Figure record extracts

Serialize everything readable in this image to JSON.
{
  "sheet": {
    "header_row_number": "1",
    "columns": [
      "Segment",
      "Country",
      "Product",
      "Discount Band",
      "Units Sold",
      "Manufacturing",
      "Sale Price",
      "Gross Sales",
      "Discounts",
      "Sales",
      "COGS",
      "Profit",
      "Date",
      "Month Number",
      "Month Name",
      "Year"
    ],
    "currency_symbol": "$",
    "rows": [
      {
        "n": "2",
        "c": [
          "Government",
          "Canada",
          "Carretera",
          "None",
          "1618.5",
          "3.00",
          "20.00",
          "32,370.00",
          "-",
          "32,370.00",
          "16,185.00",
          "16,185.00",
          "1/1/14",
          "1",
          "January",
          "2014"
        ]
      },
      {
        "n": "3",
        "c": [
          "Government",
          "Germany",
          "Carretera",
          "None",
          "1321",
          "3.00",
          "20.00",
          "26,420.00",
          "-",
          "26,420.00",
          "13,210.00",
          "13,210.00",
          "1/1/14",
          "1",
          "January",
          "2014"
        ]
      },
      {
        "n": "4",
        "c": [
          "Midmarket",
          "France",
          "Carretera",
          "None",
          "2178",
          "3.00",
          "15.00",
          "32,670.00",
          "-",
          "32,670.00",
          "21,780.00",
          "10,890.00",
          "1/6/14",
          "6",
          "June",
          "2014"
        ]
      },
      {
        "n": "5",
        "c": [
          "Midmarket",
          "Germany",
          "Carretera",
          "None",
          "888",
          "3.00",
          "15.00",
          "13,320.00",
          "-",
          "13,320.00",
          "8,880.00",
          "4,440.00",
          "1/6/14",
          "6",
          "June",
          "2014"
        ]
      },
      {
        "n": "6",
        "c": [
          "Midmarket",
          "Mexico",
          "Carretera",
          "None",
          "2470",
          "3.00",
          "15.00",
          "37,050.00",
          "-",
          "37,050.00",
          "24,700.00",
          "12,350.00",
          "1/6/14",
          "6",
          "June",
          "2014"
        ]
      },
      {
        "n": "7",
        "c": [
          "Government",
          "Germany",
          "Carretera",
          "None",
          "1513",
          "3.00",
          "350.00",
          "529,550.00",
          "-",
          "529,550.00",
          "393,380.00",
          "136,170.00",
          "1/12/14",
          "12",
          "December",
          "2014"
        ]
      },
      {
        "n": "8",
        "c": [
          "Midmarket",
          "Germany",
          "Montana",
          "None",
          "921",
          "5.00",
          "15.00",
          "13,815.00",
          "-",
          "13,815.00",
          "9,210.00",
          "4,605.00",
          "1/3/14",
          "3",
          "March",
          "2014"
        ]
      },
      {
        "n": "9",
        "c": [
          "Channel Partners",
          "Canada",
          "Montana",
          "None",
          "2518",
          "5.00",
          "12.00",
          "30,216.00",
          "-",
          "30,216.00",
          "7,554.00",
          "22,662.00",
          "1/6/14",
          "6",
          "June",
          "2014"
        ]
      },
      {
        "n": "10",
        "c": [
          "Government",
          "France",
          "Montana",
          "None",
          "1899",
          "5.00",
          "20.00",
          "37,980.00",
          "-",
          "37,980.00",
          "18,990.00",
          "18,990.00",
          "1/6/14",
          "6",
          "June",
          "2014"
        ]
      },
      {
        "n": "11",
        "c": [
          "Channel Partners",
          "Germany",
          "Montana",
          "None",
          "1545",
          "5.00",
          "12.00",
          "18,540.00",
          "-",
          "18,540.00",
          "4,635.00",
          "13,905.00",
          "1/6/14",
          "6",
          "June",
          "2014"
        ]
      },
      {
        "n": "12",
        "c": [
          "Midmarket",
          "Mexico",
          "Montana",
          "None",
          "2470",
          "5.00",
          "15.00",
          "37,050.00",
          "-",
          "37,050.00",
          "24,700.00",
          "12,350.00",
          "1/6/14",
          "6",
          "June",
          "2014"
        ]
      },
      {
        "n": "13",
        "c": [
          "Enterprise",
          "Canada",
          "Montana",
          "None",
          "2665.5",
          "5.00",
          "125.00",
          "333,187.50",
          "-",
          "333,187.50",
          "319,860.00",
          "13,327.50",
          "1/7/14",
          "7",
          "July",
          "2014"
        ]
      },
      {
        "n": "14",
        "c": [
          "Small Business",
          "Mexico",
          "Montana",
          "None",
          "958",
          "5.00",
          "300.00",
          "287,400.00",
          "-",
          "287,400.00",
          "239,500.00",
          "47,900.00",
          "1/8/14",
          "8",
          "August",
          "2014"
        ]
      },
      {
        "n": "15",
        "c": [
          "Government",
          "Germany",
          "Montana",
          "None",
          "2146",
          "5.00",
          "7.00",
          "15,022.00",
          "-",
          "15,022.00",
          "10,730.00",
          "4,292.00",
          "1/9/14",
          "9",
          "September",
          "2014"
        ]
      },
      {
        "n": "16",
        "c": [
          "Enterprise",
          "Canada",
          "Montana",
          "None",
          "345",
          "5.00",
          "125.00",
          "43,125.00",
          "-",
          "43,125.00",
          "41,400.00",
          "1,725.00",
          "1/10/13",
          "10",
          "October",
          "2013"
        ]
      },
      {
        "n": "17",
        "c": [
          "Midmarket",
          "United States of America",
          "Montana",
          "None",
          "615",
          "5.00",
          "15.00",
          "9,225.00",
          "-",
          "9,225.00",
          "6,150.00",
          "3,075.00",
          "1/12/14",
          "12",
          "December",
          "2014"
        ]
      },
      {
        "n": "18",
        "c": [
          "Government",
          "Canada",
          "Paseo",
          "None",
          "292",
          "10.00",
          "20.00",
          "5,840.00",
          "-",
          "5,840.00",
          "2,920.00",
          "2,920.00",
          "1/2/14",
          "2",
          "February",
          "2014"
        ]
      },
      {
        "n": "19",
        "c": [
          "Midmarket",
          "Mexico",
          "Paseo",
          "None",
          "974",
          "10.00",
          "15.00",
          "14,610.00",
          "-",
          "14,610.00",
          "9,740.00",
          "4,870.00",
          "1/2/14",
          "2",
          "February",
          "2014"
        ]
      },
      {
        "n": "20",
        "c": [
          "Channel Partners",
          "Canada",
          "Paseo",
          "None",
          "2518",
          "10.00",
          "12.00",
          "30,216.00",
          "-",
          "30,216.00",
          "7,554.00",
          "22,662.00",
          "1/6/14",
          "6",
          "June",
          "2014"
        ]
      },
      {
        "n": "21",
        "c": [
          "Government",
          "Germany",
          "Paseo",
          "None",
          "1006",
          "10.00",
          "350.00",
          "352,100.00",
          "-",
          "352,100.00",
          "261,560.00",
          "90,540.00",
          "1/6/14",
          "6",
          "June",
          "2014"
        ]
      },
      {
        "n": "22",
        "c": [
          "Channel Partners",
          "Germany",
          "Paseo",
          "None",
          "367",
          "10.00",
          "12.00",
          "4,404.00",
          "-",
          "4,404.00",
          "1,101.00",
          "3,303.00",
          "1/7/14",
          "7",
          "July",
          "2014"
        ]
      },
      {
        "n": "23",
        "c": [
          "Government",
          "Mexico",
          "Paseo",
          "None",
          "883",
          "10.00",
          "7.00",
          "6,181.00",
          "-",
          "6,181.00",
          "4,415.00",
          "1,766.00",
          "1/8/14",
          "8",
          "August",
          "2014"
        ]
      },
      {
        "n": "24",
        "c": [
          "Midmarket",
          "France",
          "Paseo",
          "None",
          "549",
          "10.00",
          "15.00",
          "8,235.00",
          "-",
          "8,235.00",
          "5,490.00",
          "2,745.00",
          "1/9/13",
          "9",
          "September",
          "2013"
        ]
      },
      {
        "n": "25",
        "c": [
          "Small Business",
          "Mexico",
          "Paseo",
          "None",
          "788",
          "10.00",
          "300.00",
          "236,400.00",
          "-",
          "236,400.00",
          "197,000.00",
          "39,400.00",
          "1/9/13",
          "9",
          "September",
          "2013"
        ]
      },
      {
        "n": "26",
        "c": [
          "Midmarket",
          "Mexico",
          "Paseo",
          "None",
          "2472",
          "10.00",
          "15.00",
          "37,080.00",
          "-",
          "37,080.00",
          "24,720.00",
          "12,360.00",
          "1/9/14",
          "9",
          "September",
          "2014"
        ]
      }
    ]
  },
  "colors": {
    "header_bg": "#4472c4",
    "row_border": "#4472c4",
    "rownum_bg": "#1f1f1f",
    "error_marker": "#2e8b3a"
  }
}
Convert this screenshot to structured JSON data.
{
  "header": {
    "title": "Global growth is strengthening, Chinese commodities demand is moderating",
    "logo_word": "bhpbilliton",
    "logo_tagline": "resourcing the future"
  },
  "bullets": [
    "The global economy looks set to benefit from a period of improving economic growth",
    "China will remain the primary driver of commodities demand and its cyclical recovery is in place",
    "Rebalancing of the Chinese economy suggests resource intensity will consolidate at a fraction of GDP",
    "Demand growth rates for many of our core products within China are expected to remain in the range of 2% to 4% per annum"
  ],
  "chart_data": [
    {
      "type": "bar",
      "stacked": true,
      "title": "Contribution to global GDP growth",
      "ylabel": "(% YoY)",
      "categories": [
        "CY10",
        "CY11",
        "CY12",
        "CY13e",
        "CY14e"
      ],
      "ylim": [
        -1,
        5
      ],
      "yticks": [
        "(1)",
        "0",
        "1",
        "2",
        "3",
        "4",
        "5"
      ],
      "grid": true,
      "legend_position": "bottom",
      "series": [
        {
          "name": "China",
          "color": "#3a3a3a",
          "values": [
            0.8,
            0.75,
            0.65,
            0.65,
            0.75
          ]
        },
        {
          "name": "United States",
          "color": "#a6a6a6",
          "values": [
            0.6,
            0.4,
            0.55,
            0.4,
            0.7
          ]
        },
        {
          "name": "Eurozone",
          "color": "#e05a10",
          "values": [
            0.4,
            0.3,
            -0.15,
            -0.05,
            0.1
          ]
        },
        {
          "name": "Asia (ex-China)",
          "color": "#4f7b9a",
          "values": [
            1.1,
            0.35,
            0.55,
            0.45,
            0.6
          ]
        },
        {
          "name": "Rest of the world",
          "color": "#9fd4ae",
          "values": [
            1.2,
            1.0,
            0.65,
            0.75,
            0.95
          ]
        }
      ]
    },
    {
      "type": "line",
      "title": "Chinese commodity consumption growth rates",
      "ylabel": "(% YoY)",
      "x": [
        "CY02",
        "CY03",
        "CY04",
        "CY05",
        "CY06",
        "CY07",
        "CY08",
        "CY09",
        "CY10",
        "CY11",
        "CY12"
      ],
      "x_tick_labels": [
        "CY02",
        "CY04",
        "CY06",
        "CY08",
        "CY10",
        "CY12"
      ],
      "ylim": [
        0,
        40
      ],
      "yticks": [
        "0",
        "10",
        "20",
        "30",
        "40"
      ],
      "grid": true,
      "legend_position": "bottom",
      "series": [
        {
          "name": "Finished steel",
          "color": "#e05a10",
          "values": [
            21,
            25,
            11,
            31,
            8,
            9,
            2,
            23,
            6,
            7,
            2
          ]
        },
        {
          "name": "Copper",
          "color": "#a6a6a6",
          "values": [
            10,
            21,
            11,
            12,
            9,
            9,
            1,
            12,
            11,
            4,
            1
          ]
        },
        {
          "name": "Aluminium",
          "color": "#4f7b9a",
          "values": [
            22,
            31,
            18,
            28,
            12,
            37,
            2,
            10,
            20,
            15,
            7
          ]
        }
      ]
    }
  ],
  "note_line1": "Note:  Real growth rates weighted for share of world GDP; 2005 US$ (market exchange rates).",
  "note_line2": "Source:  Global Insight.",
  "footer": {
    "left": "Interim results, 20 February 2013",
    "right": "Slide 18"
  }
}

__Problem details__. From the entries above, extract every line where the word "title" appears.

__The reply__.
    "title": "Global growth is strengthening, Chinese commodities demand is moderating",
      "title": "Contribution to global GDP growth",
      "title": "Chinese commodity consumption growth rates",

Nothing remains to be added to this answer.